Records that describe figures:
━━━━━━━━━━━━━━━━━━━━━━━━━━━━━━
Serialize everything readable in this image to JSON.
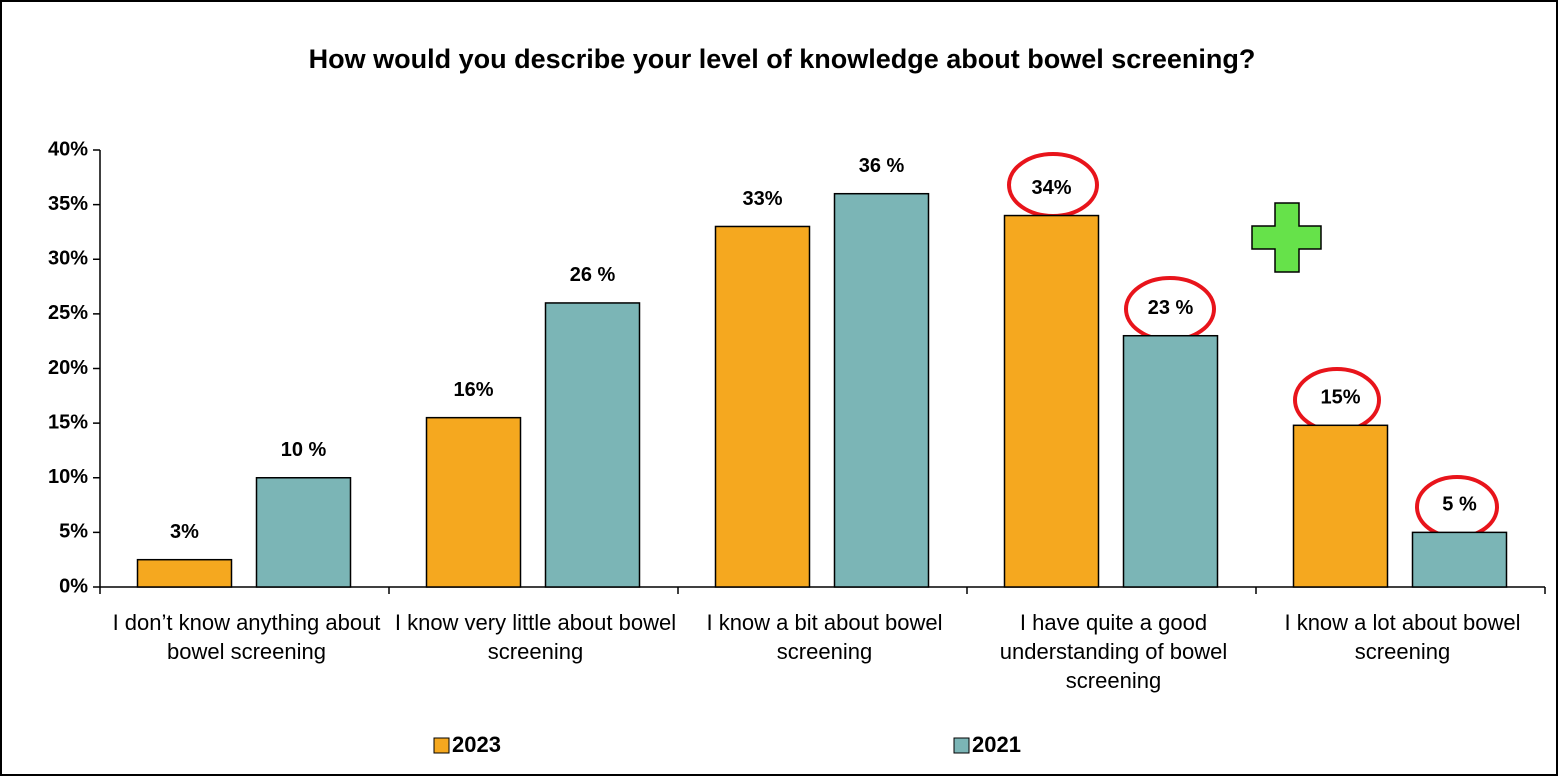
{
  "chart_data": {
    "type": "bar",
    "title": "How would you describe your level of knowledge about bowel screening?",
    "categories": [
      "I don’t know anything about bowel screening",
      "I know very little about bowel screening",
      "I know a bit about bowel screening",
      "I have quite a good understanding of bowel screening",
      "I know a lot about bowel screening"
    ],
    "series": [
      {
        "name": "2023",
        "color": "#F5A81F",
        "values": [
          2.5,
          15.5,
          33,
          34,
          14.8
        ],
        "value_labels": [
          "3%",
          "16%",
          "33%",
          "34%",
          "15%"
        ]
      },
      {
        "name": "2021",
        "color": "#7BB5B6",
        "values": [
          10,
          26,
          36,
          23,
          5
        ],
        "value_labels": [
          "10 %",
          "26 %",
          "36 %",
          "23 %",
          "5 %"
        ]
      }
    ],
    "ylim": [
      0,
      40
    ],
    "yticks": [
      {
        "value": 0,
        "label": "0%"
      },
      {
        "value": 5,
        "label": "5%"
      },
      {
        "value": 10,
        "label": "10%"
      },
      {
        "value": 15,
        "label": "15%"
      },
      {
        "value": 20,
        "label": "20%"
      },
      {
        "value": 25,
        "label": "25%"
      },
      {
        "value": 30,
        "label": "30%"
      },
      {
        "value": 35,
        "label": "35%"
      },
      {
        "value": 40,
        "label": "40%"
      }
    ],
    "grid": false,
    "legend": "bottom"
  }
}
━━━━━━━━━━━━━━━━━━━━━━━━━━━━━━
§ Task statement:
Copy out the whole listing exactly, and don't carry over any pictures.

§ Exercise result:
Serialize everything readable in this image to JSON.
{
  "chart_data": {
    "type": "bar",
    "title": "How would you describe your level of knowledge about bowel screening?",
    "categories": [
      "I don’t know anything about bowel screening",
      "I know very little about bowel screening",
      "I know a bit about bowel screening",
      "I have quite a good understanding of bowel screening",
      "I know a lot about bowel screening"
    ],
    "series": [
      {
        "name": "2023",
        "color": "#F5A81F",
        "values": [
          2.5,
          15.5,
          33,
          34,
          14.8
        ],
        "value_labels": [
          "3%",
          "16%",
          "33%",
          "34%",
          "15%"
        ]
      },
      {
        "name": "2021",
        "color": "#7BB5B6",
        "values": [
          10,
          26,
          36,
          23,
          5
        ],
        "value_labels": [
          "10 %",
          "26 %",
          "36 %",
          "23 %",
          "5 %"
        ]
      }
    ],
    "ylim": [
      0,
      40
    ],
    "yticks": [
      {
        "value": 0,
        "label": "0%"
      },
      {
        "value": 5,
        "label": "5%"
      },
      {
        "value": 10,
        "label": "10%"
      },
      {
        "value": 15,
        "label": "15%"
      },
      {
        "value": 20,
        "label": "20%"
      },
      {
        "value": 25,
        "label": "25%"
      },
      {
        "value": 30,
        "label": "30%"
      },
      {
        "value": 35,
        "label": "35%"
      },
      {
        "value": 40,
        "label": "40%"
      }
    ],
    "grid": false,
    "legend": "bottom"
  }
}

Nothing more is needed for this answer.